_WRITTEN PROBLEM_
In the entries that follow, find the word "JSON" and report each line it is on.

_DATASET CONTENT_
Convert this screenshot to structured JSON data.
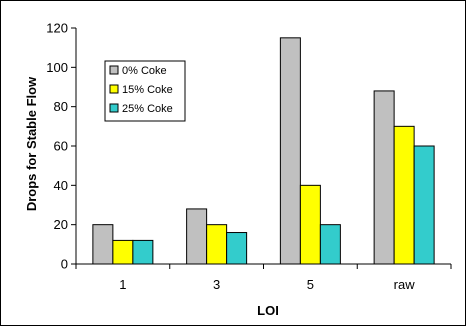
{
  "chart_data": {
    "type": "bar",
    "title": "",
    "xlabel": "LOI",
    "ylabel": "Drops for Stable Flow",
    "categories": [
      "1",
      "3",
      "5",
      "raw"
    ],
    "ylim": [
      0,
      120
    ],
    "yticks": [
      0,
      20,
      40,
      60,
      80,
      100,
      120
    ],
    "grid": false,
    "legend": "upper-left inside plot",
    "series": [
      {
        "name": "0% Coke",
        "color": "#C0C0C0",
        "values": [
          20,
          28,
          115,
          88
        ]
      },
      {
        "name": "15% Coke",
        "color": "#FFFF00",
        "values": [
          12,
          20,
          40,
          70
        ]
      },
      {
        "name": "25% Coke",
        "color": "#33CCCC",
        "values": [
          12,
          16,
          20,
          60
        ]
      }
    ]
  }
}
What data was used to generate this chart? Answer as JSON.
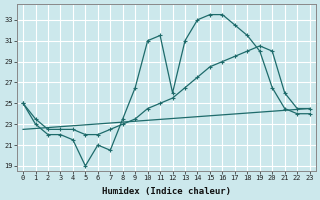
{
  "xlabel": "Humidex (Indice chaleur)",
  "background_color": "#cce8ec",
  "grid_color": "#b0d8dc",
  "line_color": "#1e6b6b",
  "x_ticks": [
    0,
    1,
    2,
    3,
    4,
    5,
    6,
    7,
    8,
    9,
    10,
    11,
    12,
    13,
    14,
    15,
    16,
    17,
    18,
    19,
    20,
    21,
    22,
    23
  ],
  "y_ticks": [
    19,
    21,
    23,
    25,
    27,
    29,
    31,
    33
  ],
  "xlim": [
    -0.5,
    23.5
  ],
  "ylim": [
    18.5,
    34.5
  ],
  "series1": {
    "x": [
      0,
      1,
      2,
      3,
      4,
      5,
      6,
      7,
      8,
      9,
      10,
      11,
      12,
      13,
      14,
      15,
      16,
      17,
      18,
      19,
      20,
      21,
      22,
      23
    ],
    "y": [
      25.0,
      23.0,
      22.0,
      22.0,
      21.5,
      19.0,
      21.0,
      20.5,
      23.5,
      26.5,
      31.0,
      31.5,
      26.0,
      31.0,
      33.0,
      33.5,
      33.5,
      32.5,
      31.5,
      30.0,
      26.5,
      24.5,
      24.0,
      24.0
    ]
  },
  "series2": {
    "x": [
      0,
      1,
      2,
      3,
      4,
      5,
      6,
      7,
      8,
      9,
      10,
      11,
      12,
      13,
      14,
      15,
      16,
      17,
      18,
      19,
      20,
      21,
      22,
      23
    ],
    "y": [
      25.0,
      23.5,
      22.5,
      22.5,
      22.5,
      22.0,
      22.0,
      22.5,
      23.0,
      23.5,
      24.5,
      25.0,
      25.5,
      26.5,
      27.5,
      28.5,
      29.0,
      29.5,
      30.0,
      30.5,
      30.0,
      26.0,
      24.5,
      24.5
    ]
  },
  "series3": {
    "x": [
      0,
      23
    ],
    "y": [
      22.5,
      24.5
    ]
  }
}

_TASK OUTPUT_
Convert this screenshot to structured JSON data.
What data was used to generate this chart? Answer as JSON.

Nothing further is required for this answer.